[Records from a collection of figures]
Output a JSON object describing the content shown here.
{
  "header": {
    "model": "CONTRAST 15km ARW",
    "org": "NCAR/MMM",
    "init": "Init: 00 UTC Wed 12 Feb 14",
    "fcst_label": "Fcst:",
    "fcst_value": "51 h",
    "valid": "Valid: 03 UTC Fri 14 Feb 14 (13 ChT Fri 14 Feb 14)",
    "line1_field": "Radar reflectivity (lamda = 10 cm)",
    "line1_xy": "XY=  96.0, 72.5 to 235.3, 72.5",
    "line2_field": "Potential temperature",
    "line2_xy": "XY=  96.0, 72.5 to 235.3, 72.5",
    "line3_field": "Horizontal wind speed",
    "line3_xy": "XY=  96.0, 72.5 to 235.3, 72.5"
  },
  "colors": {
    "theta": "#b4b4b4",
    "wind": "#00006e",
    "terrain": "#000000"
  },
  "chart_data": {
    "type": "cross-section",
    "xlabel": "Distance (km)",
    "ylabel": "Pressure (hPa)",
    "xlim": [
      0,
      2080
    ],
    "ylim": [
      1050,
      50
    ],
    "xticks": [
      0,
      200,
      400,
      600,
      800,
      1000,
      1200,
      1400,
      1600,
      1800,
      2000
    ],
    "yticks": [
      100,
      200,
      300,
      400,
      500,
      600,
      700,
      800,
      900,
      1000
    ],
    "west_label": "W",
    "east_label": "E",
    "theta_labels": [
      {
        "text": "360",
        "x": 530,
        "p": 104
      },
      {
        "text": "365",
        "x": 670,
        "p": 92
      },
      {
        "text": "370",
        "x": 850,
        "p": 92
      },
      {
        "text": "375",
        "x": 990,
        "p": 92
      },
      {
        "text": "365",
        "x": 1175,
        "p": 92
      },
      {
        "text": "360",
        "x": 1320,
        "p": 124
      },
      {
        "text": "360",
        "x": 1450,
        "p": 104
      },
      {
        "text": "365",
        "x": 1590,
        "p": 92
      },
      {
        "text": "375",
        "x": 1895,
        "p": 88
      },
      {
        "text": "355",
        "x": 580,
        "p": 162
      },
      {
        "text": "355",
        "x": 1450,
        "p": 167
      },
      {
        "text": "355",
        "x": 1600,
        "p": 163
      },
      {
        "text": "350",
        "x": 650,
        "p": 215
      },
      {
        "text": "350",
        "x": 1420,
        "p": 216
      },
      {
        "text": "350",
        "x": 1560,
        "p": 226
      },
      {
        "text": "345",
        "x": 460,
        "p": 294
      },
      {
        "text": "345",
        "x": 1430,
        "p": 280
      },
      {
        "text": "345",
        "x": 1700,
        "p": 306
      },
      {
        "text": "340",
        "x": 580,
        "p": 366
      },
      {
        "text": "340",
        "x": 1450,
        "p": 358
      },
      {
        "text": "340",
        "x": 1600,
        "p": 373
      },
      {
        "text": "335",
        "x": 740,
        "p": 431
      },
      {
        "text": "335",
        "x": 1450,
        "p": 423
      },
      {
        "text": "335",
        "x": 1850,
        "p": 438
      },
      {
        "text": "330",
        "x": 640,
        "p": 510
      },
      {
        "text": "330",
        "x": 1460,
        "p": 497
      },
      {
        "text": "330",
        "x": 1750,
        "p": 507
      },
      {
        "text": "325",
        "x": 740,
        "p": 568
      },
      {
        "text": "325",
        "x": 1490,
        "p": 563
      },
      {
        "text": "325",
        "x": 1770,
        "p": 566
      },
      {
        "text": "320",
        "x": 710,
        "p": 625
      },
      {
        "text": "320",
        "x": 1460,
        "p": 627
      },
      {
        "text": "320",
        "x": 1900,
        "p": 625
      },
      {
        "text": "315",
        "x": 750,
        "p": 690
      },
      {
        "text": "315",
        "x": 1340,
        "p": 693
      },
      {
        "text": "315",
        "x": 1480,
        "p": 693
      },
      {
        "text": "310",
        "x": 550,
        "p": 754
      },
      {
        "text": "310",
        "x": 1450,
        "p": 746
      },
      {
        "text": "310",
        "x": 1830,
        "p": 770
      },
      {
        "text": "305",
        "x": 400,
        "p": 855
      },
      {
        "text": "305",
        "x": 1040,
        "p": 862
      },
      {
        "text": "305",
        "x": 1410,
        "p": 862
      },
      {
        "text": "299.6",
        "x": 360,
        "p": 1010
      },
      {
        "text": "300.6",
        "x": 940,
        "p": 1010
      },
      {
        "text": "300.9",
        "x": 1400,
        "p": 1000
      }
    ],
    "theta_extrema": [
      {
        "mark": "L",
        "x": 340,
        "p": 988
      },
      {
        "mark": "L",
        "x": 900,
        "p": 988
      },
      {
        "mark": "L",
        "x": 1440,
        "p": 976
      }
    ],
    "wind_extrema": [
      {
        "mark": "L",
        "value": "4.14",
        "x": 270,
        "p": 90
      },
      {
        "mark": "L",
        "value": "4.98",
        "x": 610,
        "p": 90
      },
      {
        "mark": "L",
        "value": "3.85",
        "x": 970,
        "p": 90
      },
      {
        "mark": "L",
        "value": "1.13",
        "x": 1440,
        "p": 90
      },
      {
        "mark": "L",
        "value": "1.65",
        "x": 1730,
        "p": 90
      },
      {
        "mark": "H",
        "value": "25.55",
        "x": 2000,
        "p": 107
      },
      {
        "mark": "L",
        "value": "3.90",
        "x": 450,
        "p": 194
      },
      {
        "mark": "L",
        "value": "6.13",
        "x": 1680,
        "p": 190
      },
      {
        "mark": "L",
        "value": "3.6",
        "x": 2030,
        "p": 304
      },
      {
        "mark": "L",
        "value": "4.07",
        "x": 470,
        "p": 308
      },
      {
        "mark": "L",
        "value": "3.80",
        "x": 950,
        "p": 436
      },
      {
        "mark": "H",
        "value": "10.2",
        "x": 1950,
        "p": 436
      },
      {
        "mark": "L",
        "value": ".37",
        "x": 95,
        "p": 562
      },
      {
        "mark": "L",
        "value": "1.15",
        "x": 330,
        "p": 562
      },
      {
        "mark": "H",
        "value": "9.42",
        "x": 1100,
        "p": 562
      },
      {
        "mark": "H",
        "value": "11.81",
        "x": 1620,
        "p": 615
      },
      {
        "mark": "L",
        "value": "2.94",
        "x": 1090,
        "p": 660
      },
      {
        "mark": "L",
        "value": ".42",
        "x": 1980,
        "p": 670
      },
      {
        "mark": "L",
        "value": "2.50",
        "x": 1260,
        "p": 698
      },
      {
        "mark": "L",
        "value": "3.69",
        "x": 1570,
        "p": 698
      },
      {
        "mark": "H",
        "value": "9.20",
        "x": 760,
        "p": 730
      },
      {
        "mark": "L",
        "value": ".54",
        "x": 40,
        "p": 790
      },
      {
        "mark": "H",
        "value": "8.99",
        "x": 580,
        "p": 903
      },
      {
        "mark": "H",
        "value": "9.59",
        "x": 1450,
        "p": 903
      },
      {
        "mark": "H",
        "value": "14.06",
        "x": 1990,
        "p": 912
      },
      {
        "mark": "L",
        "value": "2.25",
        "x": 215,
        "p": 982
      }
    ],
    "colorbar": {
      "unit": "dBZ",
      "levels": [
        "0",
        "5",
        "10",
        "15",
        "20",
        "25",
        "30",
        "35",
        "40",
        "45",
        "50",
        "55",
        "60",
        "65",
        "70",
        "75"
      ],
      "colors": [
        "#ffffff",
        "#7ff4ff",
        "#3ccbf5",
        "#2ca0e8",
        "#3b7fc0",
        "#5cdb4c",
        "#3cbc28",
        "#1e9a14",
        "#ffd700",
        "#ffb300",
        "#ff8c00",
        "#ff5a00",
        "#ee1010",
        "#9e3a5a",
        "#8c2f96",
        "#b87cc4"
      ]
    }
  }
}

* _THE PROBLEM_
Output the records verbatim, from the first line to the last.

* _EXERCISE RESPONSE_
Output a JSON object describing the content shown here.
{
  "header": {
    "model": "CONTRAST 15km ARW",
    "org": "NCAR/MMM",
    "init": "Init: 00 UTC Wed 12 Feb 14",
    "fcst_label": "Fcst:",
    "fcst_value": "51 h",
    "valid": "Valid: 03 UTC Fri 14 Feb 14 (13 ChT Fri 14 Feb 14)",
    "line1_field": "Radar reflectivity (lamda = 10 cm)",
    "line1_xy": "XY=  96.0, 72.5 to 235.3, 72.5",
    "line2_field": "Potential temperature",
    "line2_xy": "XY=  96.0, 72.5 to 235.3, 72.5",
    "line3_field": "Horizontal wind speed",
    "line3_xy": "XY=  96.0, 72.5 to 235.3, 72.5"
  },
  "colors": {
    "theta": "#b4b4b4",
    "wind": "#00006e",
    "terrain": "#000000"
  },
  "chart_data": {
    "type": "cross-section",
    "xlabel": "Distance (km)",
    "ylabel": "Pressure (hPa)",
    "xlim": [
      0,
      2080
    ],
    "ylim": [
      1050,
      50
    ],
    "xticks": [
      0,
      200,
      400,
      600,
      800,
      1000,
      1200,
      1400,
      1600,
      1800,
      2000
    ],
    "yticks": [
      100,
      200,
      300,
      400,
      500,
      600,
      700,
      800,
      900,
      1000
    ],
    "west_label": "W",
    "east_label": "E",
    "theta_labels": [
      {
        "text": "360",
        "x": 530,
        "p": 104
      },
      {
        "text": "365",
        "x": 670,
        "p": 92
      },
      {
        "text": "370",
        "x": 850,
        "p": 92
      },
      {
        "text": "375",
        "x": 990,
        "p": 92
      },
      {
        "text": "365",
        "x": 1175,
        "p": 92
      },
      {
        "text": "360",
        "x": 1320,
        "p": 124
      },
      {
        "text": "360",
        "x": 1450,
        "p": 104
      },
      {
        "text": "365",
        "x": 1590,
        "p": 92
      },
      {
        "text": "375",
        "x": 1895,
        "p": 88
      },
      {
        "text": "355",
        "x": 580,
        "p": 162
      },
      {
        "text": "355",
        "x": 1450,
        "p": 167
      },
      {
        "text": "355",
        "x": 1600,
        "p": 163
      },
      {
        "text": "350",
        "x": 650,
        "p": 215
      },
      {
        "text": "350",
        "x": 1420,
        "p": 216
      },
      {
        "text": "350",
        "x": 1560,
        "p": 226
      },
      {
        "text": "345",
        "x": 460,
        "p": 294
      },
      {
        "text": "345",
        "x": 1430,
        "p": 280
      },
      {
        "text": "345",
        "x": 1700,
        "p": 306
      },
      {
        "text": "340",
        "x": 580,
        "p": 366
      },
      {
        "text": "340",
        "x": 1450,
        "p": 358
      },
      {
        "text": "340",
        "x": 1600,
        "p": 373
      },
      {
        "text": "335",
        "x": 740,
        "p": 431
      },
      {
        "text": "335",
        "x": 1450,
        "p": 423
      },
      {
        "text": "335",
        "x": 1850,
        "p": 438
      },
      {
        "text": "330",
        "x": 640,
        "p": 510
      },
      {
        "text": "330",
        "x": 1460,
        "p": 497
      },
      {
        "text": "330",
        "x": 1750,
        "p": 507
      },
      {
        "text": "325",
        "x": 740,
        "p": 568
      },
      {
        "text": "325",
        "x": 1490,
        "p": 563
      },
      {
        "text": "325",
        "x": 1770,
        "p": 566
      },
      {
        "text": "320",
        "x": 710,
        "p": 625
      },
      {
        "text": "320",
        "x": 1460,
        "p": 627
      },
      {
        "text": "320",
        "x": 1900,
        "p": 625
      },
      {
        "text": "315",
        "x": 750,
        "p": 690
      },
      {
        "text": "315",
        "x": 1340,
        "p": 693
      },
      {
        "text": "315",
        "x": 1480,
        "p": 693
      },
      {
        "text": "310",
        "x": 550,
        "p": 754
      },
      {
        "text": "310",
        "x": 1450,
        "p": 746
      },
      {
        "text": "310",
        "x": 1830,
        "p": 770
      },
      {
        "text": "305",
        "x": 400,
        "p": 855
      },
      {
        "text": "305",
        "x": 1040,
        "p": 862
      },
      {
        "text": "305",
        "x": 1410,
        "p": 862
      },
      {
        "text": "299.6",
        "x": 360,
        "p": 1010
      },
      {
        "text": "300.6",
        "x": 940,
        "p": 1010
      },
      {
        "text": "300.9",
        "x": 1400,
        "p": 1000
      }
    ],
    "theta_extrema": [
      {
        "mark": "L",
        "x": 340,
        "p": 988
      },
      {
        "mark": "L",
        "x": 900,
        "p": 988
      },
      {
        "mark": "L",
        "x": 1440,
        "p": 976
      }
    ],
    "wind_extrema": [
      {
        "mark": "L",
        "value": "4.14",
        "x": 270,
        "p": 90
      },
      {
        "mark": "L",
        "value": "4.98",
        "x": 610,
        "p": 90
      },
      {
        "mark": "L",
        "value": "3.85",
        "x": 970,
        "p": 90
      },
      {
        "mark": "L",
        "value": "1.13",
        "x": 1440,
        "p": 90
      },
      {
        "mark": "L",
        "value": "1.65",
        "x": 1730,
        "p": 90
      },
      {
        "mark": "H",
        "value": "25.55",
        "x": 2000,
        "p": 107
      },
      {
        "mark": "L",
        "value": "3.90",
        "x": 450,
        "p": 194
      },
      {
        "mark": "L",
        "value": "6.13",
        "x": 1680,
        "p": 190
      },
      {
        "mark": "L",
        "value": "3.6",
        "x": 2030,
        "p": 304
      },
      {
        "mark": "L",
        "value": "4.07",
        "x": 470,
        "p": 308
      },
      {
        "mark": "L",
        "value": "3.80",
        "x": 950,
        "p": 436
      },
      {
        "mark": "H",
        "value": "10.2",
        "x": 1950,
        "p": 436
      },
      {
        "mark": "L",
        "value": ".37",
        "x": 95,
        "p": 562
      },
      {
        "mark": "L",
        "value": "1.15",
        "x": 330,
        "p": 562
      },
      {
        "mark": "H",
        "value": "9.42",
        "x": 1100,
        "p": 562
      },
      {
        "mark": "H",
        "value": "11.81",
        "x": 1620,
        "p": 615
      },
      {
        "mark": "L",
        "value": "2.94",
        "x": 1090,
        "p": 660
      },
      {
        "mark": "L",
        "value": ".42",
        "x": 1980,
        "p": 670
      },
      {
        "mark": "L",
        "value": "2.50",
        "x": 1260,
        "p": 698
      },
      {
        "mark": "L",
        "value": "3.69",
        "x": 1570,
        "p": 698
      },
      {
        "mark": "H",
        "value": "9.20",
        "x": 760,
        "p": 730
      },
      {
        "mark": "L",
        "value": ".54",
        "x": 40,
        "p": 790
      },
      {
        "mark": "H",
        "value": "8.99",
        "x": 580,
        "p": 903
      },
      {
        "mark": "H",
        "value": "9.59",
        "x": 1450,
        "p": 903
      },
      {
        "mark": "H",
        "value": "14.06",
        "x": 1990,
        "p": 912
      },
      {
        "mark": "L",
        "value": "2.25",
        "x": 215,
        "p": 982
      }
    ],
    "colorbar": {
      "unit": "dBZ",
      "levels": [
        "0",
        "5",
        "10",
        "15",
        "20",
        "25",
        "30",
        "35",
        "40",
        "45",
        "50",
        "55",
        "60",
        "65",
        "70",
        "75"
      ],
      "colors": [
        "#ffffff",
        "#7ff4ff",
        "#3ccbf5",
        "#2ca0e8",
        "#3b7fc0",
        "#5cdb4c",
        "#3cbc28",
        "#1e9a14",
        "#ffd700",
        "#ffb300",
        "#ff8c00",
        "#ff5a00",
        "#ee1010",
        "#9e3a5a",
        "#8c2f96",
        "#b87cc4"
      ]
    }
  }
}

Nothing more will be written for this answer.